--- start PROVIDED RECORDS ---

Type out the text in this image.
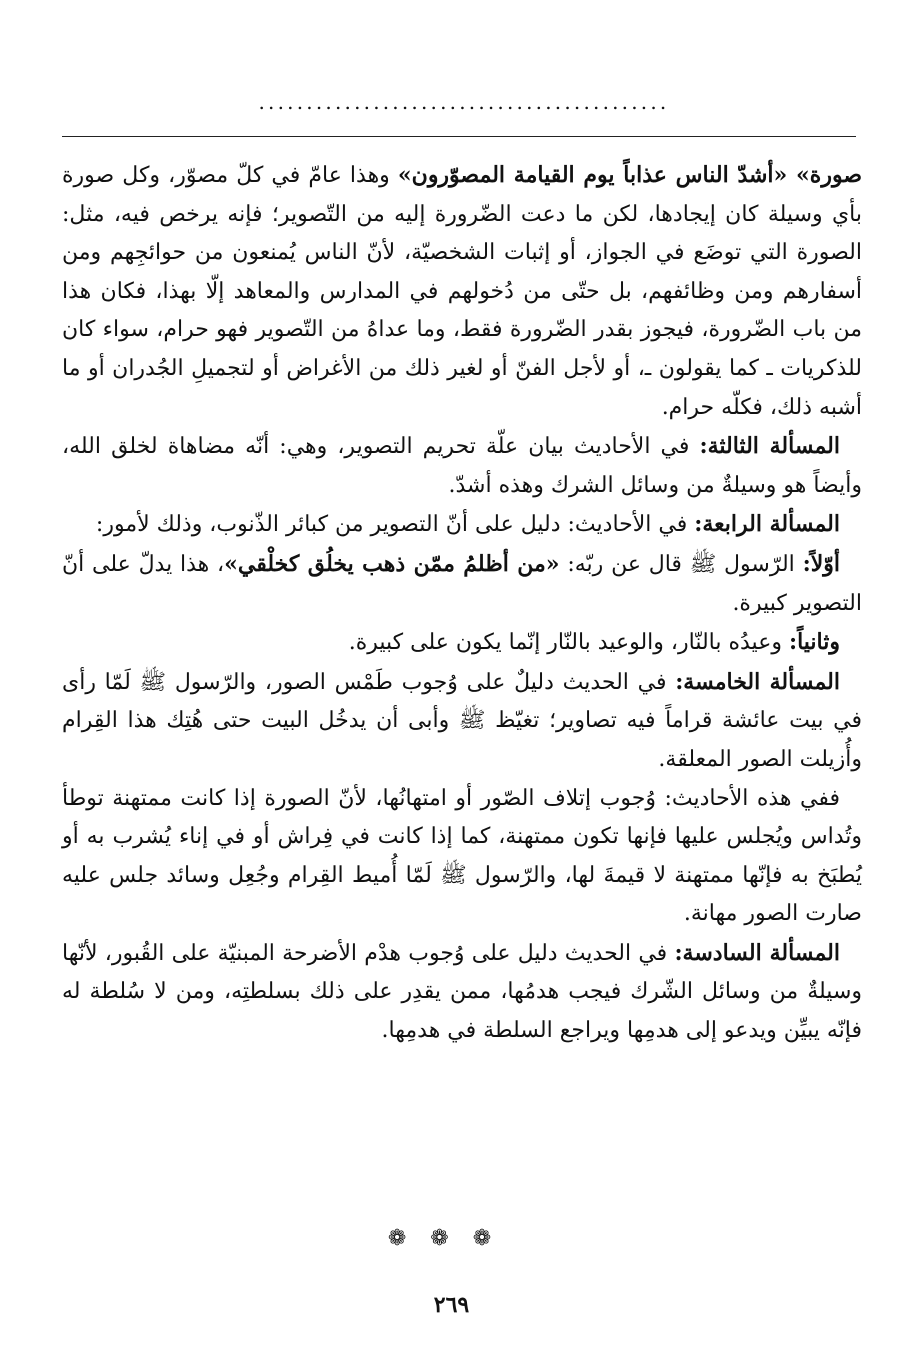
...........................................

صورة» «أشدّ الناس عذاباً يوم القيامة المصوّرون» وهذا عامّ في كلّ مصوّر، وكل صورة بأي وسيلة كان إيجادها، لكن ما دعت الضّرورة إليه من التّصوير؛ فإنه يرخص فيه، مثل: الصورة التي توضَع في الجواز، أو إثبات الشخصيّة، لأنّ الناس يُمنعون من حوائجِهم ومن أسفارهم ومن وظائفهم، بل حتّى من دُخولهم في المدارس والمعاهد إلّا بهذا، فكان هذا من باب الضّرورة، فيجوز بقدر الضّرورة فقط، وما عداهُ من التّصوير فهو حرام، سواء كان للذكريات ـ كما يقولون ـ، أو لأجل الفنّ أو لغير ذلك من الأغراض أو لتجميلِ الجُدران أو ما أشبه ذلك، فكلّه حرام.

المسألة الثالثة: في الأحاديث بيان علّة تحريم التصوير، وهي: أنّه مضاهاة لخلق الله، وأيضاً هو وسيلةٌ من وسائل الشرك وهذه أشدّ.

المسألة الرابعة: في الأحاديث: دليل على أنّ التصوير من كبائر الذّنوب، وذلك لأمور:

أوّلاً: الرّسول ﷺ قال عن ربّه: «من أظلمُ ممّن ذهب يخلُق كخلْقي»، هذا يدلّ على أنّ التصوير كبيرة.

وثانياً: وعيدُه بالنّار، والوعيد بالنّار إنّما يكون على كبيرة.

المسألة الخامسة: في الحديث دليلٌ على وُجوب طَمْس الصور، والرّسول ﷺ لَمّا رأى في بيت عائشة قراماً فيه تصاوير؛ تغيّظ ﷺ وأبى أن يدخُل البيت حتى هُتِك هذا القِرام وأُزيلت الصور المعلقة.

ففي هذه الأحاديث: وُجوب إتلاف الصّور أو امتهانُها، لأنّ الصورة إذا كانت ممتهنة توطأ وتُداس ويُجلس عليها فإنها تكون ممتهنة، كما إذا كانت في فِراش أو في إناء يُشرب به أو يُطبَخ به فإنّها ممتهنة لا قيمةَ لها، والرّسول ﷺ لَمّا أُميط القِرام وجُعِل وسائد جلس عليه صارت الصور مهانة.

المسألة السادسة: في الحديث دليل على وُجوب هدْم الأضرحة المبنيّة على القُبور، لأنّها وسيلةٌ من وسائل الشّرك فيجب هدمُها، ممن يقدِر على ذلك بسلطتِه، ومن لا سُلطة له فإنّه يبيِّن ويدعو إلى هدمِها ويراجع السلطة في هدمِها.

❁❁❁
٢٦٩
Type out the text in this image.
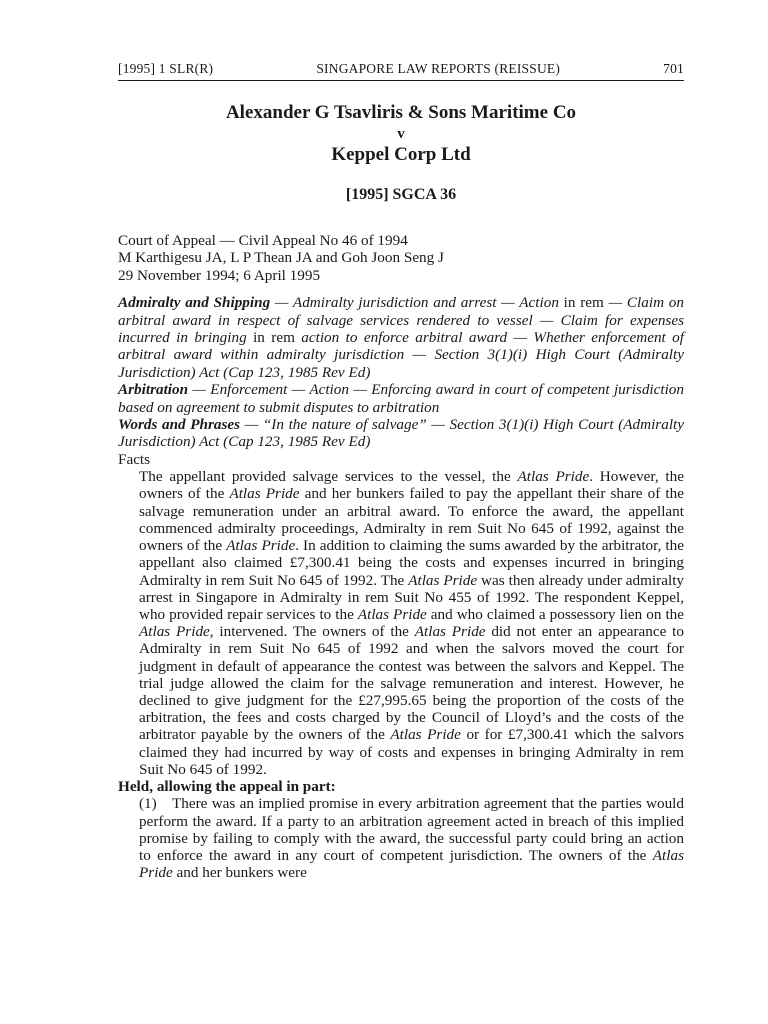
[1995] 1 SLR(R)	SINGAPORE LAW REPORTS (REISSUE)	701
Alexander G Tsavliris & Sons Maritime Co
v
Keppel Corp Ltd
[1995] SGCA 36

Court of Appeal — Civil Appeal No 46 of 1994

M Karthigesu JA, L P Thean JA and Goh Joon Seng J

29 November 1994; 6 April 1995

Admiralty and Shipping — Admiralty jurisdiction and arrest — Action in rem — Claim on arbitral award in respect of salvage services rendered to vessel — Claim for expenses incurred in bringing in rem action to enforce arbitral award — Whether enforcement of arbitral award within admiralty jurisdiction — Section 3(1)(i) High Court (Admiralty Jurisdiction) Act (Cap 123, 1985 Rev Ed)

Arbitration — Enforcement — Action — Enforcing award in court of competent jurisdiction based on agreement to submit disputes to arbitration

Words and Phrases — “In the nature of salvage” — Section 3(1)(i) High Court (Admiralty Jurisdiction) Act (Cap 123, 1985 Rev Ed)

Facts

The appellant provided salvage services to the vessel, the Atlas Pride. However, the owners of the Atlas Pride and her bunkers failed to pay the appellant their share of the salvage remuneration under an arbitral award. To enforce the award, the appellant commenced admiralty proceedings, Admiralty in rem Suit No 645 of 1992, against the owners of the Atlas Pride. In addition to claiming the sums awarded by the arbitrator, the appellant also claimed £7,300.41 being the costs and expenses incurred in bringing Admiralty in rem Suit No 645 of 1992. The Atlas Pride was then already under admiralty arrest in Singapore in Admiralty in rem Suit No 455 of 1992. The respondent Keppel, who provided repair services to the Atlas Pride and who claimed a possessory lien on the Atlas Pride, intervened. The owners of the Atlas Pride did not enter an appearance to Admiralty in rem Suit No 645 of 1992 and when the salvors moved the court for judgment in default of appearance the contest was between the salvors and Keppel. The trial judge allowed the claim for the salvage remuneration and interest. However, he declined to give judgment for the £27,995.65 being the proportion of the costs of the arbitration, the fees and costs charged by the Council of Lloyd’s and the costs of the arbitrator payable by the owners of the Atlas Pride or for £7,300.41 which the salvors claimed they had incurred by way of costs and expenses in bringing Admiralty in rem Suit No 645 of 1992.

Held, allowing the appeal in part:

(1) There was an implied promise in every arbitration agreement that the parties would perform the award. If a party to an arbitration agreement acted in breach of this implied promise by failing to comply with the award, the successful party could bring an action to enforce the award in any court of competent jurisdiction. The owners of the Atlas Pride and her bunkers were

--- end PROVIDED RECORDS ---

EXERCISE BRIEF
Copy each line of the listing that includes "كبيرة".

TASK OUTPUT
أوّلاً: الرّسول ﷺ قال عن ربّه: «من أظلمُ ممّن ذهب يخلُق كخلْقي»، هذا يدلّ على أنّ التصوير كبيرة.
وثانياً: وعيدُه بالنّار، والوعيد بالنّار إنّما يكون على كبيرة.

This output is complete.